● **DOCUMENT PASSAGE**
------

Position Applied for: Bangladesh Cricket Board (BCB) medium-fast specialist for Tiger's National Team, Bangladesh
CONTACT INFORMATION
Name Mir Zeeshan Mahmud (Gopal Bhar)
Address Anaheim, California (full address withheld)
Telephone (withheld)
Cell Phone (withheld)
Email (zeeshan.mahmud11atgmaildotcom)
Date of Birth 10/18/1983
Place of Birth Dhaka, Bangladesh
Citizenship Dual- US/Bangladeshi
Visa Status N/A
Sex Male
Optional Personal Information
Marital Status Single, celibate
Spouse's Name: You kiddin' right?
Children: N/A, Not known too
EMPLOYMENT HISTORY
Work History: Various shifts as Security Guard, Fry's electronics trainee, Orange Coast College (dishwasher) , Disneyland
Academic Positions: Sadly, none
Research and Training: Facebooking
EDUCATION
High School: Garden Grove High School
University/College: Orange Coast College, Costa Mesa
Graduate School: N/A
Post-Doctoral Training: N/A
PROFESSIONAL QUALIFICATIONS
Certifications and Accreditations
Computer Skills: Facebook, Myspace, Internet
AWARDS
None
PUBLICATIONS
- Cricket and the Art of Memory (Espncricinfo)
- James Southerton: An Immortal Inspiration (Espncricinfo)
PROFESSIONAL MEMBERSHIPS
American Philately Club
INTERESTS
Almost anything imaginable
Area of Expertise
Wicket on will.

------

Records from a dataset

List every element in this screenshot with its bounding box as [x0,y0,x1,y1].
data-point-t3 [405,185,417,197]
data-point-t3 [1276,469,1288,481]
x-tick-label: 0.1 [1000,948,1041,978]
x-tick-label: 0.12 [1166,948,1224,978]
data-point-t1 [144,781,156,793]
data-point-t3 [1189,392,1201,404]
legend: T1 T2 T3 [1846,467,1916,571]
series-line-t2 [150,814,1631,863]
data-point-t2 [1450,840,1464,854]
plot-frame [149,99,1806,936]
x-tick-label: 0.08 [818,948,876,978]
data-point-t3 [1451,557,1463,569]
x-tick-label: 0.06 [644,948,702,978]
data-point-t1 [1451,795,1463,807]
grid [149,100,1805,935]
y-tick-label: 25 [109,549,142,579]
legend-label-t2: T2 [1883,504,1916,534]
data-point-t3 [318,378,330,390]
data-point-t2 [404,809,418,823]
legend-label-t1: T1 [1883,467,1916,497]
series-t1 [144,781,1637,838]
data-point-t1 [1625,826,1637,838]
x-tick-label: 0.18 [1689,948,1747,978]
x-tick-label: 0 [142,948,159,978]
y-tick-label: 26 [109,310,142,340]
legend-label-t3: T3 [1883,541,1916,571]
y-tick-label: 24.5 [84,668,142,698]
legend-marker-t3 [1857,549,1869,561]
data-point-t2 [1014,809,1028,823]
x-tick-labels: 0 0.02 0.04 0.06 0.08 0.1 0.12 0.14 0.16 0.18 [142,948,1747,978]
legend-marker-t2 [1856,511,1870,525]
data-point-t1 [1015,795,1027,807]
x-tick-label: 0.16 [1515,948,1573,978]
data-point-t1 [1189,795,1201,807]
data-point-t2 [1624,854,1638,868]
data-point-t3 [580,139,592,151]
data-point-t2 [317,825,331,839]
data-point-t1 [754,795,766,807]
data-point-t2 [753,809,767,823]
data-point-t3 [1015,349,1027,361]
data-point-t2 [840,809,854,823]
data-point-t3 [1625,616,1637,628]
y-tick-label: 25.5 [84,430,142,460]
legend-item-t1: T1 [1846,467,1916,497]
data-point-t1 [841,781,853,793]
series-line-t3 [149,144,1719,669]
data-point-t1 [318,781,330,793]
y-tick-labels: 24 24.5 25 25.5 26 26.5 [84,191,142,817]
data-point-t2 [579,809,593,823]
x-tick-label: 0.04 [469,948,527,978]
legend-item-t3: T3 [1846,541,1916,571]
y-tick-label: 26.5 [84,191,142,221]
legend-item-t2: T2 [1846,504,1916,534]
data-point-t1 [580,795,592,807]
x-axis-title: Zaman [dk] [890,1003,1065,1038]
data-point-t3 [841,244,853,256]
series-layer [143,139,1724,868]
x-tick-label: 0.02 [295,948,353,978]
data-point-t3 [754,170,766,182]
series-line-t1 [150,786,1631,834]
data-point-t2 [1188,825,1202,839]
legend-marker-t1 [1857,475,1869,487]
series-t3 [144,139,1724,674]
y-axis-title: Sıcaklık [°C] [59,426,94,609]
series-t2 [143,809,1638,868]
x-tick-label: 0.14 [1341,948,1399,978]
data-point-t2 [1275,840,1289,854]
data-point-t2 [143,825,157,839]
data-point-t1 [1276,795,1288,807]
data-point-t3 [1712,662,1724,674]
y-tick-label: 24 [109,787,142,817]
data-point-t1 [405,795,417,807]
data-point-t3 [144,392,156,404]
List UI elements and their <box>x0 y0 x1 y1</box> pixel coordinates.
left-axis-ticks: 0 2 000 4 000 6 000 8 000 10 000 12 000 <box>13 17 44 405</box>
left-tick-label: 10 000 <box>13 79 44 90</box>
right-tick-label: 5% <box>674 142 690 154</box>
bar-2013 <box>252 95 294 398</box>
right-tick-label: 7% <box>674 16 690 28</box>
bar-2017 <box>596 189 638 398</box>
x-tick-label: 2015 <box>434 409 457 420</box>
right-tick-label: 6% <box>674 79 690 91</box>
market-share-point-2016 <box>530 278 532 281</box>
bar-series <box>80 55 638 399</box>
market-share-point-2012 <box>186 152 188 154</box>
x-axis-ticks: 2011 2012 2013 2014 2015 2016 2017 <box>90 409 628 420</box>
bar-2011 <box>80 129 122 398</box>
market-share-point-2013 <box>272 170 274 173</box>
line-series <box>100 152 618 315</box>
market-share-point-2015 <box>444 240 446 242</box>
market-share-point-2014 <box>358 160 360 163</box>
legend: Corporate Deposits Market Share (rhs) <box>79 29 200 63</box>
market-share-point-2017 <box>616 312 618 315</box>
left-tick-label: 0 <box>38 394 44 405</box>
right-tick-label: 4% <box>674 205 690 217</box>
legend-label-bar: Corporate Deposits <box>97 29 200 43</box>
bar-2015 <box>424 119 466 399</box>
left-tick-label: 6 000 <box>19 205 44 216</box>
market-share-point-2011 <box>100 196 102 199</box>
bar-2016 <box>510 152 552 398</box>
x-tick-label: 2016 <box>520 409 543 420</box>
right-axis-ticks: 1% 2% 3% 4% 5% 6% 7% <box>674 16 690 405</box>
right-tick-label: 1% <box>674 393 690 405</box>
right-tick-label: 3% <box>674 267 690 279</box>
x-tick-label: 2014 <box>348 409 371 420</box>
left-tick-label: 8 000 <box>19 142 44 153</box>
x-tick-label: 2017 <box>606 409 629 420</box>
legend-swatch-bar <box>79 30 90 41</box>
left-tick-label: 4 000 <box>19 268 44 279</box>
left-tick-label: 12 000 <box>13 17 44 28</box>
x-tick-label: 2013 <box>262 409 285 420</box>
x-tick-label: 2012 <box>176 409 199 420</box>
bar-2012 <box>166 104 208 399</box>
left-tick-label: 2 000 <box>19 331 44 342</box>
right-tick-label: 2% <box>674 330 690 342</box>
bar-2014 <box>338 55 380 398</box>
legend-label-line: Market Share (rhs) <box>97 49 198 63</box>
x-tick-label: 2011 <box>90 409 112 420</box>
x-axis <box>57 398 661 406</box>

------

● **TASKS FOR THIS EXERCISE**
1. List every computer skill named in the cricket job application.
2. Answer these from the cricket job application:
(a) Where was the applicant born?
(b) Which professional membership is listed?
(c) What is given as the area of expertise?
3. Resume the cricket job application after its last line.
These records aren't required for anything that comes next.

● **WRITTEN ANSWERS**
1. Facebook, Myspace, Internet

2.
(a) Dhaka, Bangladesh
(b) American Philately Club
(c) Wicket on will.

3.
Personal Skills
- Egoistical not team player
- Likes Cricket
- Fame hungry
- Attention whore
References: Dr Zunaid Kazi, [Insert Signature]
Philosophy and other personal comments:
As Dr Jekyll
I believe in the power of wicket on demand. Envisage, a cricket ball hitting you at knots, which got power to destroy you physically and cause instant death. I have personally been influenced heavily by Waqar-Wasim-Javed and Lillee's school to cause scourge of God and fear instilled when I run upto the crease. All I need is once chance, just once chance and I guarantee while I cannot guarantee it would be a maiden over without wides, but you WILL get a wicket. I ball to kill. I am an assassin. I have assassin's mentality. To an en expert a cricket ball is not a ball but a weapon of choice. Toe crushers, yorkers, reverses, beamers I do it all and I can make one utter japmala haplessly as I see myself break wickets from short-run up generating medium pace. My grip is normal, rather loosey-goosey with wristy action to generate swing, and I usually consider myself as a discus thrower rather than a cricketer who wants to get the crystal skull of glass jaw of the victim batsman. Yeaaah, whuzzzz up...
As Mr. Hyde
Not sure if Vasari or who said it that polymath Renaissance Man Leon Batista Alberti could throw cards at the ceiling a trick copied by Las Vegas magician to cut a water melon like a ninjutsu's shuriken. Thing is a cricket ball is a projectile and it can kill. Yes, and that is why I fear Herr Doktor. Even if I am wearing guard and batting, the shock generated by a heinous scumbag hell bent on hitting my nuts can kill. Yes, I don't like batting. Batting is my greatest fear; I have battophobia. Yes, this is what fast bowlers like Steyn, Lee, Malinga, Akram, Ambrose instills in you. F-E-A-R.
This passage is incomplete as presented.